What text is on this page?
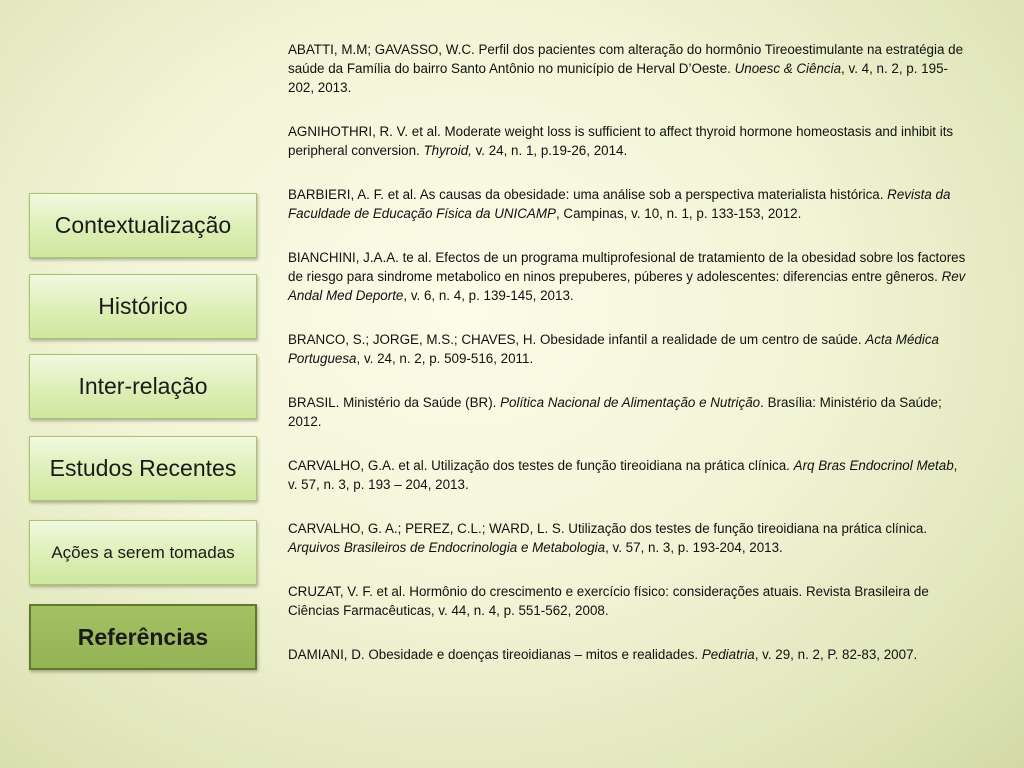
Contextualização
Histórico
Inter-relação
Estudos Recentes
Ações a serem tomadas
Referências

ABATTI, M.M; GAVASSO, W.C. Perfil dos pacientes com alteração do hormônio Tireoestimulante na estratégia de saúde da Família do bairro Santo Antônio no município de Herval D’Oeste. Unoesc & Ciência, v. 4, n. 2, p. 195-202, 2013.

AGNIHOTHRI, R. V. et al. Moderate weight loss is sufficient to affect thyroid hormone homeostasis and inhibit its peripheral conversion. Thyroid, v. 24, n. 1, p.19-26, 2014.

BARBIERI, A. F. et al. As causas da obesidade: uma análise sob a perspectiva materialista histórica. Revista da Faculdade de Educação Física da UNICAMP, Campinas, v. 10, n. 1, p. 133-153, 2012.

BIANCHINI, J.A.A. te al. Efectos de un programa multiprofesional de tratamiento de la obesidad sobre los factores de riesgo para sindrome metabolico en ninos prepuberes, púberes y adolescentes: diferencias entre gêneros. Rev Andal Med Deporte, v. 6, n. 4, p. 139-145, 2013.

BRANCO, S.; JORGE, M.S.; CHAVES, H. Obesidade infantil a realidade de um centro de saúde. Acta Médica Portuguesa, v. 24, n. 2, p. 509-516, 2011.

BRASIL. Ministério da Saúde (BR). Política Nacional de Alimentação e Nutrição. Brasília: Ministério da Saúde; 2012.

CARVALHO, G.A. et al. Utilização dos testes de função tireoidiana na prática clínica. Arq Bras Endocrinol Metab, v. 57, n. 3, p. 193 – 204, 2013.

CARVALHO, G. A.; PEREZ, C.L.; WARD, L. S. Utilização dos testes de função tireoidiana na prática clínica. Arquivos Brasileiros de Endocrinologia e Metabologia, v. 57, n. 3, p. 193-204, 2013.

CRUZAT, V. F. et al. Hormônio do crescimento e exercício físico: considerações atuais. Revista Brasileira de Ciências Farmacêuticas, v. 44, n. 4, p. 551-562, 2008.

DAMIANI, D. Obesidade e doenças tireoidianas – mitos e realidades. Pediatria, v. 29, n. 2, P. 82-83, 2007.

________________________________________

Work required: Report every line in the data above in which the word "testes" appears.

Exercise result:
CARVALHO, G.A. et al. Utilização dos testes de função tireoidiana na prática clínica. Arq Bras Endocrinol Metab, v. 57, n. 3, p. 193 – 204, 2013.
CARVALHO, G. A.; PEREZ, C.L.; WARD, L. S. Utilização dos testes de função tireoidiana na prática clínica. Arquivos Brasileiros de Endocrinologia e Metabologia, v. 57, n. 3, p. 193-204, 2013.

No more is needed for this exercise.